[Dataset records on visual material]
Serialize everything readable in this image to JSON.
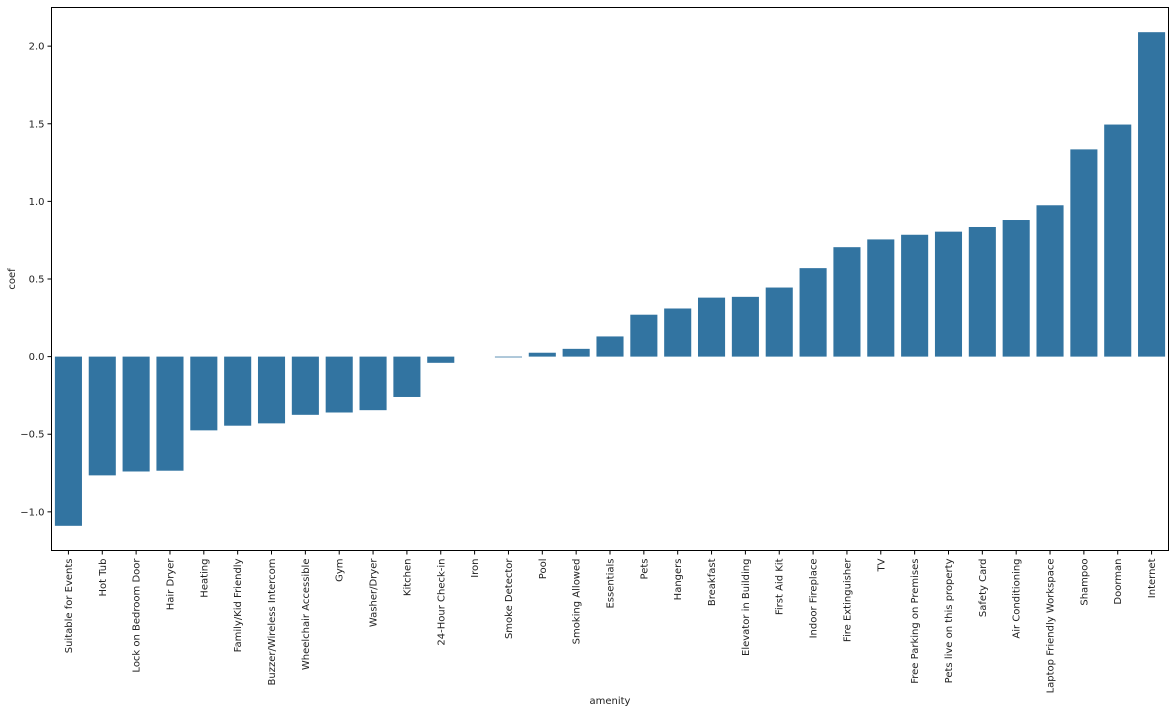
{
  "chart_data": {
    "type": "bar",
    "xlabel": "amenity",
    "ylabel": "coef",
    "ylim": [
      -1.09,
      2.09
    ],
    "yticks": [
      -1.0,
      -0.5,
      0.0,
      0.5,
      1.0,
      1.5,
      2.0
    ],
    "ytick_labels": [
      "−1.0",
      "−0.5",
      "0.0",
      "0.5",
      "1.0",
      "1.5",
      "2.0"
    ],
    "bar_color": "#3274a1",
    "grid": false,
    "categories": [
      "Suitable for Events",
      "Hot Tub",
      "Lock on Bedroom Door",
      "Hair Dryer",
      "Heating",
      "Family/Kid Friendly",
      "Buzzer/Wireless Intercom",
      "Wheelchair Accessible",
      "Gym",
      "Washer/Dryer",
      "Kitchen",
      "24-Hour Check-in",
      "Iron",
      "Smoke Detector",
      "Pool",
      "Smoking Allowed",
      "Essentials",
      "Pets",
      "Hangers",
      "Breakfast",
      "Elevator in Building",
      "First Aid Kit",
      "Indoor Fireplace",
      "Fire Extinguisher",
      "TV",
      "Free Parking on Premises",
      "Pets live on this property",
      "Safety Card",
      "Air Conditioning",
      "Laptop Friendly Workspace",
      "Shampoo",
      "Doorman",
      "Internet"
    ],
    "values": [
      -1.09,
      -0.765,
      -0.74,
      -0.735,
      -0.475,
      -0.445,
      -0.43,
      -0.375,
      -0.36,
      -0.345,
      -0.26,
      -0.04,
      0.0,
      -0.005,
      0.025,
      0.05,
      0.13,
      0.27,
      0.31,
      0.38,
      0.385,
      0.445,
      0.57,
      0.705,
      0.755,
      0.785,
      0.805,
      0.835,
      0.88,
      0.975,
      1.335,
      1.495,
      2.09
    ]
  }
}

# Work to complete
From the entries above, select each line containing the string "Friendly".

# Output below
      "Family/Kid Friendly",
      "Laptop Friendly Workspace",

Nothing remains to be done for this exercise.